GOAL OF THE EXERCISE ::
Reproduce each of the rows below verbatim and in the same order.

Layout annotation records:
::::

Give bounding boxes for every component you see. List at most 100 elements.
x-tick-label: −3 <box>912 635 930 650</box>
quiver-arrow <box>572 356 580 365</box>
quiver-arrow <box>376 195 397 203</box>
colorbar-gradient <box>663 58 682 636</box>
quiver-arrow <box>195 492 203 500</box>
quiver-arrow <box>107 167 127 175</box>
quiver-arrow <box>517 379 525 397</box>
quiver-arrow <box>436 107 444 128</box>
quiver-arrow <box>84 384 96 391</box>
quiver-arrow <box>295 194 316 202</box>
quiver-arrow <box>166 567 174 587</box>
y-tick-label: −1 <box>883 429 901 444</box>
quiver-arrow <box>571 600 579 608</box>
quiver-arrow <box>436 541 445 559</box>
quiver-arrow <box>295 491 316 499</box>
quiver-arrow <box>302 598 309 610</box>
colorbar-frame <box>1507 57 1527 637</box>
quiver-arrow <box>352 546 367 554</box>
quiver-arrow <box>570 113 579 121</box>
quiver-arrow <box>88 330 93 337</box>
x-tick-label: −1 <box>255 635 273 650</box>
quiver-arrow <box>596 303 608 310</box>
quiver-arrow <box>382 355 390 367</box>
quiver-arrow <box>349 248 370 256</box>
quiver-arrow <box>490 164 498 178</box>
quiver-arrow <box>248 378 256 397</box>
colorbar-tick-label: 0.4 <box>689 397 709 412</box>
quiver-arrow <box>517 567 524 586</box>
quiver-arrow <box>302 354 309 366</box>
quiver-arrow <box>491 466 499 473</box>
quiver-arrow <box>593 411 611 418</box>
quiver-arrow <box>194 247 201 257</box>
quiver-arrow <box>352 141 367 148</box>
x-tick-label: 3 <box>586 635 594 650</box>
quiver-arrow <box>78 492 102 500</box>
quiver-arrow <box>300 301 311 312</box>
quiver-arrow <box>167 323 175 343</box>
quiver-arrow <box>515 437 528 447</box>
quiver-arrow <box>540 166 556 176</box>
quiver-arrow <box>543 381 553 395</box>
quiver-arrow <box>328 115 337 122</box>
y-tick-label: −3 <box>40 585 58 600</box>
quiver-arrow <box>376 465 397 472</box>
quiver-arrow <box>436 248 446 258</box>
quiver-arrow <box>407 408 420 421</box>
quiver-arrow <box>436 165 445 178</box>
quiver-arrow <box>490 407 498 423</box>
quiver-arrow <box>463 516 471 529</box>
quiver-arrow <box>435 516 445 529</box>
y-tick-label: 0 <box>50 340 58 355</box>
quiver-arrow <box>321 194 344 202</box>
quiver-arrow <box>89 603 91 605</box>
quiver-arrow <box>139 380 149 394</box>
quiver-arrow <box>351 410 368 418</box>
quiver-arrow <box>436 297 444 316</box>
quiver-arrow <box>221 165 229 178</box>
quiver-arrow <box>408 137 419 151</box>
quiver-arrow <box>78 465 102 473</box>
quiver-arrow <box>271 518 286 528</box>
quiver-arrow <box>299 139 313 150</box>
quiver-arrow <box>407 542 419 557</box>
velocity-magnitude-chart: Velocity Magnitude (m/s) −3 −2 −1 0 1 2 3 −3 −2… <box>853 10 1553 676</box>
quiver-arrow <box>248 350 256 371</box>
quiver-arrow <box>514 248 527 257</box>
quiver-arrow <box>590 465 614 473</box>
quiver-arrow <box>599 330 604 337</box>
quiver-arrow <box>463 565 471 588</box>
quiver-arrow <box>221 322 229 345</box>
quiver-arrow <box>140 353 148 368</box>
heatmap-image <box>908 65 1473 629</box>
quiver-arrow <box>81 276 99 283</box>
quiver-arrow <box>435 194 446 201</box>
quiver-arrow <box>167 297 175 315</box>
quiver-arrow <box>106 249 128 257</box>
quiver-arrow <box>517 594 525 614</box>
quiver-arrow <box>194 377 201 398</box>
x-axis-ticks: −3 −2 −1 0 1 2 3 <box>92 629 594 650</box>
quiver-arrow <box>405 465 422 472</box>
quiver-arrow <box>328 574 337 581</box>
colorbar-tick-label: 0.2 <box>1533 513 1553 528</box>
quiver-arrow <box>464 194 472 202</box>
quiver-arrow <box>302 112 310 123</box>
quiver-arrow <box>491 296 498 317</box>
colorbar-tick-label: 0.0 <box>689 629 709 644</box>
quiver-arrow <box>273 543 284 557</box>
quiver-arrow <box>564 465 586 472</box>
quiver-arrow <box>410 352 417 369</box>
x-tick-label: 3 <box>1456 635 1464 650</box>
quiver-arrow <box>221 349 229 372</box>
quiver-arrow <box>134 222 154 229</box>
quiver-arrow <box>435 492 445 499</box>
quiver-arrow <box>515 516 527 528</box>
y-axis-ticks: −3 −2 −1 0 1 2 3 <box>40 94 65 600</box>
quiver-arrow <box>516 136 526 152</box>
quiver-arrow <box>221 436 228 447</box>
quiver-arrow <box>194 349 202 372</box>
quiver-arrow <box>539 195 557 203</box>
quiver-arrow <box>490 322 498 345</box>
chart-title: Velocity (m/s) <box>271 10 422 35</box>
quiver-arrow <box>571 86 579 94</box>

::::

OUTPUT OF THE EXERCISE ::
Give bounding boxes for every component you see. List at most 100 elements.
x-tick-label: −3 <box>912 635 930 650</box>
quiver-arrow <box>572 356 580 365</box>
quiver-arrow <box>376 195 397 203</box>
colorbar-gradient <box>663 58 682 636</box>
quiver-arrow <box>195 492 203 500</box>
quiver-arrow <box>107 167 127 175</box>
quiver-arrow <box>517 379 525 397</box>
quiver-arrow <box>436 107 444 128</box>
quiver-arrow <box>84 384 96 391</box>
quiver-arrow <box>295 194 316 202</box>
quiver-arrow <box>166 567 174 587</box>
y-tick-label: −1 <box>883 429 901 444</box>
quiver-arrow <box>571 600 579 608</box>
quiver-arrow <box>436 541 445 559</box>
quiver-arrow <box>295 491 316 499</box>
quiver-arrow <box>302 598 309 610</box>
colorbar-frame <box>1507 57 1527 637</box>
quiver-arrow <box>352 546 367 554</box>
quiver-arrow <box>570 113 579 121</box>
quiver-arrow <box>88 330 93 337</box>
x-tick-label: −1 <box>255 635 273 650</box>
quiver-arrow <box>596 303 608 310</box>
quiver-arrow <box>382 355 390 367</box>
quiver-arrow <box>349 248 370 256</box>
quiver-arrow <box>490 164 498 178</box>
quiver-arrow <box>248 378 256 397</box>
colorbar-tick-label: 0.4 <box>689 397 709 412</box>
quiver-arrow <box>517 567 524 586</box>
quiver-arrow <box>302 354 309 366</box>
quiver-arrow <box>491 466 499 473</box>
quiver-arrow <box>593 411 611 418</box>
quiver-arrow <box>194 247 201 257</box>
quiver-arrow <box>352 141 367 148</box>
x-tick-label: 3 <box>586 635 594 650</box>
quiver-arrow <box>78 492 102 500</box>
quiver-arrow <box>300 301 311 312</box>
quiver-arrow <box>167 323 175 343</box>
quiver-arrow <box>515 437 528 447</box>
quiver-arrow <box>540 166 556 176</box>
quiver-arrow <box>543 381 553 395</box>
quiver-arrow <box>328 115 337 122</box>
y-tick-label: −3 <box>40 585 58 600</box>
quiver-arrow <box>376 465 397 472</box>
quiver-arrow <box>436 248 446 258</box>
quiver-arrow <box>407 408 420 421</box>
quiver-arrow <box>436 165 445 178</box>
quiver-arrow <box>490 407 498 423</box>
quiver-arrow <box>463 516 471 529</box>
quiver-arrow <box>435 516 445 529</box>
y-tick-label: 0 <box>50 340 58 355</box>
quiver-arrow <box>321 194 344 202</box>
quiver-arrow <box>89 603 91 605</box>
quiver-arrow <box>139 380 149 394</box>
quiver-arrow <box>351 410 368 418</box>
quiver-arrow <box>436 297 444 316</box>
quiver-arrow <box>221 165 229 178</box>
quiver-arrow <box>408 137 419 151</box>
quiver-arrow <box>78 465 102 473</box>
quiver-arrow <box>271 518 286 528</box>
quiver-arrow <box>299 139 313 150</box>
quiver-arrow <box>407 542 419 557</box>
velocity-magnitude-chart: Velocity Magnitude (m/s) −3 −2 −1 0 1 2 3 −3 −2… <box>853 10 1553 676</box>
quiver-arrow <box>248 350 256 371</box>
quiver-arrow <box>514 248 527 257</box>
quiver-arrow <box>590 465 614 473</box>
quiver-arrow <box>599 330 604 337</box>
quiver-arrow <box>463 565 471 588</box>
quiver-arrow <box>221 322 229 345</box>
quiver-arrow <box>140 353 148 368</box>
heatmap-image <box>908 65 1473 629</box>
quiver-arrow <box>81 276 99 283</box>
quiver-arrow <box>435 194 446 201</box>
quiver-arrow <box>167 297 175 315</box>
quiver-arrow <box>106 249 128 257</box>
quiver-arrow <box>517 594 525 614</box>
quiver-arrow <box>194 377 201 398</box>
x-axis-ticks: −3 −2 −1 0 1 2 3 <box>92 629 594 650</box>
quiver-arrow <box>405 465 422 472</box>
quiver-arrow <box>328 574 337 581</box>
colorbar-tick-label: 0.2 <box>1533 513 1553 528</box>
quiver-arrow <box>464 194 472 202</box>
quiver-arrow <box>302 112 310 123</box>
quiver-arrow <box>491 296 498 317</box>
colorbar-tick-label: 0.0 <box>689 629 709 644</box>
quiver-arrow <box>273 543 284 557</box>
quiver-arrow <box>564 465 586 472</box>
quiver-arrow <box>410 352 417 369</box>
x-tick-label: 3 <box>1456 635 1464 650</box>
quiver-arrow <box>221 349 229 372</box>
quiver-arrow <box>134 222 154 229</box>
quiver-arrow <box>435 492 445 499</box>
quiver-arrow <box>515 516 527 528</box>
y-axis-ticks: −3 −2 −1 0 1 2 3 <box>40 94 65 600</box>
quiver-arrow <box>516 136 526 152</box>
quiver-arrow <box>221 436 228 447</box>
quiver-arrow <box>194 349 202 372</box>
quiver-arrow <box>539 195 557 203</box>
quiver-arrow <box>490 322 498 345</box>
chart-title: Velocity (m/s) <box>271 10 422 35</box>
quiver-arrow <box>571 86 579 94</box>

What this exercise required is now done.